## Requirements
Reproduce all of the data exactly, with no line skipped.

## Records for the exercise

══════

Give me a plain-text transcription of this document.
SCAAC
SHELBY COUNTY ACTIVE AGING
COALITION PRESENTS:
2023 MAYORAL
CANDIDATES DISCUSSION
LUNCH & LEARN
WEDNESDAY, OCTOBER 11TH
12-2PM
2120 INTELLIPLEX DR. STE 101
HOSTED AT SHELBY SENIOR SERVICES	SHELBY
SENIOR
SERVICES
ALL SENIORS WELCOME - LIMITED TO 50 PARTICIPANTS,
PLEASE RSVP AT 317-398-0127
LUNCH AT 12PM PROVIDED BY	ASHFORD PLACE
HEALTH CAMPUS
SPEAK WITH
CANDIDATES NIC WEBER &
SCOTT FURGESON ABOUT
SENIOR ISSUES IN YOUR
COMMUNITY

══════

## Task solution
Give me a plain-text transcription of this document.
SCAAC
SHELBY COUNTY ACTIVE AGING
COALITION PRESENTS:
2023 MAYORAL
CANDIDATES DISCUSSION
LUNCH & LEARN
WEDNESDAY, OCTOBER 11TH
12-2PM
2120 INTELLIPLEX DR. STE 101
HOSTED AT SHELBY SENIOR SERVICES	SHELBY
SENIOR
SERVICES
ALL SENIORS WELCOME - LIMITED TO 50 PARTICIPANTS,
PLEASE RSVP AT 317-398-0127
LUNCH AT 12PM PROVIDED BY	ASHFORD PLACE
HEALTH CAMPUS
SPEAK WITH
CANDIDATES NIC WEBER &
SCOTT FURGESON ABOUT
SENIOR ISSUES IN YOUR
COMMUNITY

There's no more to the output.